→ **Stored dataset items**

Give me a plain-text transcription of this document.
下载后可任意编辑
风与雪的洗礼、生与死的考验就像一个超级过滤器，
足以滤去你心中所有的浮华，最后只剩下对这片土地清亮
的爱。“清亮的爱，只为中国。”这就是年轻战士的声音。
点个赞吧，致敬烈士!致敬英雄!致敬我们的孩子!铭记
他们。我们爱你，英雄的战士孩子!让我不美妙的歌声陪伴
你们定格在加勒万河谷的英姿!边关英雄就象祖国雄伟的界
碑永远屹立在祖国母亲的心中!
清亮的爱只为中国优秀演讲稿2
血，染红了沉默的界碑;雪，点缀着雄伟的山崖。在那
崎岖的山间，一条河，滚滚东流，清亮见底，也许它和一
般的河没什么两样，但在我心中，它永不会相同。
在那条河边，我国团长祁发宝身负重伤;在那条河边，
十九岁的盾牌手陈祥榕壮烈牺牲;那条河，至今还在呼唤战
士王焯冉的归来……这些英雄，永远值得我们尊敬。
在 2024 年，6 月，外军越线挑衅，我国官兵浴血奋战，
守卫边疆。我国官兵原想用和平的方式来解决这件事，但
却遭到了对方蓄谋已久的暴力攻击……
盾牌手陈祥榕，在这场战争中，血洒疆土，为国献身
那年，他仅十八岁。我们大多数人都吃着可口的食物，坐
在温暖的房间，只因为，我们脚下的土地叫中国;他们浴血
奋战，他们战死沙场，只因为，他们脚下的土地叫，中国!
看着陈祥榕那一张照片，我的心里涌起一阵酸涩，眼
==
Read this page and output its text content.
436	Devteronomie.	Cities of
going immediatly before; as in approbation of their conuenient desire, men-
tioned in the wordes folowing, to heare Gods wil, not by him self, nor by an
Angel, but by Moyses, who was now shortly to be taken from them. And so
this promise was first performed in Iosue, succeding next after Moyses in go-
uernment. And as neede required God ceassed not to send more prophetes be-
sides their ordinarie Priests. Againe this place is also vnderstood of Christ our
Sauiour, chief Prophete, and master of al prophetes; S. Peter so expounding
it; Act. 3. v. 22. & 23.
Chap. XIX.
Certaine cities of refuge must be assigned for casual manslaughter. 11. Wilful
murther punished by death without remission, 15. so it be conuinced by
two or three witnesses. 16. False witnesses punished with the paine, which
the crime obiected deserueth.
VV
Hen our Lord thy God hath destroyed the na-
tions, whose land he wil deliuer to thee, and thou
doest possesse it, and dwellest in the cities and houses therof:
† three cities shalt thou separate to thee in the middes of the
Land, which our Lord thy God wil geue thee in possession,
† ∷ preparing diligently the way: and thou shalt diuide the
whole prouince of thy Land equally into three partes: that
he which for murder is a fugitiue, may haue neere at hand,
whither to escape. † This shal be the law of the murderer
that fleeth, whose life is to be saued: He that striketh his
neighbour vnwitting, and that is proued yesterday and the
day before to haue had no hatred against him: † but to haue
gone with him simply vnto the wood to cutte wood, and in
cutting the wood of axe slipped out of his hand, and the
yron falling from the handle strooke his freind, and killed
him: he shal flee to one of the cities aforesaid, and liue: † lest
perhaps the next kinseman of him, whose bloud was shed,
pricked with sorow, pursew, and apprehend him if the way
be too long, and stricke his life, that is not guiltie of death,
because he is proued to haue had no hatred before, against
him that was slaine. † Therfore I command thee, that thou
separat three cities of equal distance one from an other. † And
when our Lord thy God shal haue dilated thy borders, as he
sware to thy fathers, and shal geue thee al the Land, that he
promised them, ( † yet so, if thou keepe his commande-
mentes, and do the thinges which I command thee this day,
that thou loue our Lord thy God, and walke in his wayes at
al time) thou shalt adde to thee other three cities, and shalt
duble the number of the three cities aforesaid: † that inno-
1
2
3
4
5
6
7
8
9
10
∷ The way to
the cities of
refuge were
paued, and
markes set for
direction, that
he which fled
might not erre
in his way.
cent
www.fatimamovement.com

→ **The task**
Which lines hold the word "from"? Copy all of them.

→ **Task result**
Angel, but by Moyses, who was now shortly to be taken from them. And so
yron falling from the handle strooke his freind, and killed
separat three cities of equal distance one from an other. † And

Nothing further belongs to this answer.